+++ PROVIDED ENTRIES
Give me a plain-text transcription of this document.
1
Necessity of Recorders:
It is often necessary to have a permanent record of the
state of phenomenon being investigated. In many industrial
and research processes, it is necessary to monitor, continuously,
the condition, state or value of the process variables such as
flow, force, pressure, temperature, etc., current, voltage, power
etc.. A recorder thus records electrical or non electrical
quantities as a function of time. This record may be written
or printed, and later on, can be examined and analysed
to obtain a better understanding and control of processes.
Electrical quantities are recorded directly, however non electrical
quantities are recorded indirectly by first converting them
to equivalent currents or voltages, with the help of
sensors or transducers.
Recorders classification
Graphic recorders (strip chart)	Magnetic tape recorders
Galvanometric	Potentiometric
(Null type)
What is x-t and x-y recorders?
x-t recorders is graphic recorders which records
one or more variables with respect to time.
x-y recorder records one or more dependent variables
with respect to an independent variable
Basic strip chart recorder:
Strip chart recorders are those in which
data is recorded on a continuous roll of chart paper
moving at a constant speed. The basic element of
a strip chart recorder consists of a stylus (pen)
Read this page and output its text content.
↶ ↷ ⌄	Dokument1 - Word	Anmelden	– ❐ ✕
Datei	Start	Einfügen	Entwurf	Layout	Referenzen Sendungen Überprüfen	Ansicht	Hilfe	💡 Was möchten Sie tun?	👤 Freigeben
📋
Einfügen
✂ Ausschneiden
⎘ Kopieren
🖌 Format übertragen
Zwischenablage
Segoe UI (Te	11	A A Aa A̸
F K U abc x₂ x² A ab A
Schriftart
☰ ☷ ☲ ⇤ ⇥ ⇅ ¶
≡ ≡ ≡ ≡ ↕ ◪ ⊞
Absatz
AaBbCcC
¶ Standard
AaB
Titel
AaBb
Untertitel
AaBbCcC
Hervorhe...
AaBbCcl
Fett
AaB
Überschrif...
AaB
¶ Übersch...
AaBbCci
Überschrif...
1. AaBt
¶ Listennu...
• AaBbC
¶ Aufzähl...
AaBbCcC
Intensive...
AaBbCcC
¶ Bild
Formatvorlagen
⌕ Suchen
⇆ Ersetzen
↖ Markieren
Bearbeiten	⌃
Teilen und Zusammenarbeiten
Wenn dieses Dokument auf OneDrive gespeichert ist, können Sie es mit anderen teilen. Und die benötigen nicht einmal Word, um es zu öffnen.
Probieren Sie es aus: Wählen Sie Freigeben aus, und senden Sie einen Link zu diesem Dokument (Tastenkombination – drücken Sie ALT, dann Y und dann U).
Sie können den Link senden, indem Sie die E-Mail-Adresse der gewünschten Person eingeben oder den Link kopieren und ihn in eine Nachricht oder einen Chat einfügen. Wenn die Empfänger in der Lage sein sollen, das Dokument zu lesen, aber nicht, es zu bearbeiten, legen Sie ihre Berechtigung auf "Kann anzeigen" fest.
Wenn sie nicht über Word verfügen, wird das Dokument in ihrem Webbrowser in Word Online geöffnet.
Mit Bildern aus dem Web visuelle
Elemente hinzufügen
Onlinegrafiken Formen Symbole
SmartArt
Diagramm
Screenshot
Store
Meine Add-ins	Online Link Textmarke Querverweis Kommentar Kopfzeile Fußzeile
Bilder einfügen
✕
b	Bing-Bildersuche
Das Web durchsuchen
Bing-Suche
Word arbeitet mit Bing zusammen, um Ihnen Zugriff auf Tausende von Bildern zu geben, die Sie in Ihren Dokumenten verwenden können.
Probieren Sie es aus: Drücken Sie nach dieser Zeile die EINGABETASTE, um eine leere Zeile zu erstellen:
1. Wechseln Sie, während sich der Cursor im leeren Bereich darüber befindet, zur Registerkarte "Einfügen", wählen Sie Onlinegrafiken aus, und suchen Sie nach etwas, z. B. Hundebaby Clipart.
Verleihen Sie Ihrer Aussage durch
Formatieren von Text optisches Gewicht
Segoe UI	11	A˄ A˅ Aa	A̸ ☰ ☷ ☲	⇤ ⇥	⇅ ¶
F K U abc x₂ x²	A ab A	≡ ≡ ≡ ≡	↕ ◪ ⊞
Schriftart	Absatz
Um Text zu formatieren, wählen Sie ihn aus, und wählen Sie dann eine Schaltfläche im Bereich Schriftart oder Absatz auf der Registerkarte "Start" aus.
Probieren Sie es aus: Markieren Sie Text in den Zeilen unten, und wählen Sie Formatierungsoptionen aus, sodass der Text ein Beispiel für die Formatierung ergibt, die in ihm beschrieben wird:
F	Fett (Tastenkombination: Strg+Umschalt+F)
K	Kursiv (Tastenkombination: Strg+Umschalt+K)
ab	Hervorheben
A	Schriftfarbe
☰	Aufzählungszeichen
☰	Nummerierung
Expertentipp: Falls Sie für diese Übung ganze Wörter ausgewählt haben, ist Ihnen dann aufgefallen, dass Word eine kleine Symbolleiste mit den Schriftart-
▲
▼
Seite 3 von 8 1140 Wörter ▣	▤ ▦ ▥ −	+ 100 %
++++++
Retype the records that precede this task, keeping them exactly the same.

-- WRITTEN REPLY --
Give me a plain-text transcription of this document.
1
Necessity of Recorders:
It is often necessary to have a permanent record of the
state of phenomenon being investigated. In many industrial
and research processes, it is necessary to monitor, continuously,
the condition, state or value of the process variables such as
flow, force, pressure, temperature, etc., current, voltage, power
etc.. A recorder thus records electrical or non electrical
quantities as a function of time. This record may be written
or printed, and later on, can be examined and analysed
to obtain a better understanding and control of processes.
Electrical quantities are recorded directly, however non electrical
quantities are recorded indirectly by first converting them
to equivalent currents or voltages, with the help of
sensors or transducers.
Recorders classification
Graphic recorders (strip chart)	Magnetic tape recorders
Galvanometric	Potentiometric
(Null type)
What is x-t and x-y recorders?
x-t recorders is graphic recorders which records
one or more variables with respect to time.
x-y recorder records one or more dependent variables
with respect to an independent variable
Basic strip chart recorder:
Strip chart recorders are those in which
data is recorded on a continuous roll of chart paper
moving at a constant speed. The basic element of
a strip chart recorder consists of a stylus (pen)
Read this page and output its text content.
↶ ↷ ⌄	Dokument1 - Word	Anmelden	– ❐ ✕
Datei	Start	Einfügen	Entwurf	Layout	Referenzen Sendungen Überprüfen	Ansicht	Hilfe	💡 Was möchten Sie tun?	👤 Freigeben
📋
Einfügen
✂ Ausschneiden
⎘ Kopieren
🖌 Format übertragen
Zwischenablage
Segoe UI (Te	11	A A Aa A̸
F K U abc x₂ x² A ab A
Schriftart
☰ ☷ ☲ ⇤ ⇥ ⇅ ¶
≡ ≡ ≡ ≡ ↕ ◪ ⊞
Absatz
AaBbCcC
¶ Standard
AaB
Titel
AaBb
Untertitel
AaBbCcC
Hervorhe...
AaBbCcl
Fett
AaB
Überschrif...
AaB
¶ Übersch...
AaBbCci
Überschrif...
1. AaBt
¶ Listennu...
• AaBbC
¶ Aufzähl...
AaBbCcC
Intensive...
AaBbCcC
¶ Bild
Formatvorlagen
⌕ Suchen
⇆ Ersetzen
↖ Markieren
Bearbeiten	⌃
Teilen und Zusammenarbeiten
Wenn dieses Dokument auf OneDrive gespeichert ist, können Sie es mit anderen teilen. Und die benötigen nicht einmal Word, um es zu öffnen.
Probieren Sie es aus: Wählen Sie Freigeben aus, und senden Sie einen Link zu diesem Dokument (Tastenkombination – drücken Sie ALT, dann Y und dann U).
Sie können den Link senden, indem Sie die E-Mail-Adresse der gewünschten Person eingeben oder den Link kopieren und ihn in eine Nachricht oder einen Chat einfügen. Wenn die Empfänger in der Lage sein sollen, das Dokument zu lesen, aber nicht, es zu bearbeiten, legen Sie ihre Berechtigung auf "Kann anzeigen" fest.
Wenn sie nicht über Word verfügen, wird das Dokument in ihrem Webbrowser in Word Online geöffnet.
Mit Bildern aus dem Web visuelle
Elemente hinzufügen
Onlinegrafiken Formen Symbole
SmartArt
Diagramm
Screenshot
Store
Meine Add-ins	Online Link Textmarke Querverweis Kommentar Kopfzeile Fußzeile
Bilder einfügen
✕
b	Bing-Bildersuche
Das Web durchsuchen
Bing-Suche
Word arbeitet mit Bing zusammen, um Ihnen Zugriff auf Tausende von Bildern zu geben, die Sie in Ihren Dokumenten verwenden können.
Probieren Sie es aus: Drücken Sie nach dieser Zeile die EINGABETASTE, um eine leere Zeile zu erstellen:
1. Wechseln Sie, während sich der Cursor im leeren Bereich darüber befindet, zur Registerkarte "Einfügen", wählen Sie Onlinegrafiken aus, und suchen Sie nach etwas, z. B. Hundebaby Clipart.
Verleihen Sie Ihrer Aussage durch
Formatieren von Text optisches Gewicht
Segoe UI	11	A˄ A˅ Aa	A̸ ☰ ☷ ☲	⇤ ⇥	⇅ ¶
F K U abc x₂ x²	A ab A	≡ ≡ ≡ ≡	↕ ◪ ⊞
Schriftart	Absatz
Um Text zu formatieren, wählen Sie ihn aus, und wählen Sie dann eine Schaltfläche im Bereich Schriftart oder Absatz auf der Registerkarte "Start" aus.
Probieren Sie es aus: Markieren Sie Text in den Zeilen unten, und wählen Sie Formatierungsoptionen aus, sodass der Text ein Beispiel für die Formatierung ergibt, die in ihm beschrieben wird:
F	Fett (Tastenkombination: Strg+Umschalt+F)
K	Kursiv (Tastenkombination: Strg+Umschalt+K)
ab	Hervorheben
A	Schriftfarbe
☰	Aufzählungszeichen
☰	Nummerierung
Expertentipp: Falls Sie für diese Übung ganze Wörter ausgewählt haben, ist Ihnen dann aufgefallen, dass Word eine kleine Symbolleiste mit den Schriftart-
▲
▼
Seite 3 von 8 1140 Wörter ▣	▤ ▦ ▥ −	+ 100 %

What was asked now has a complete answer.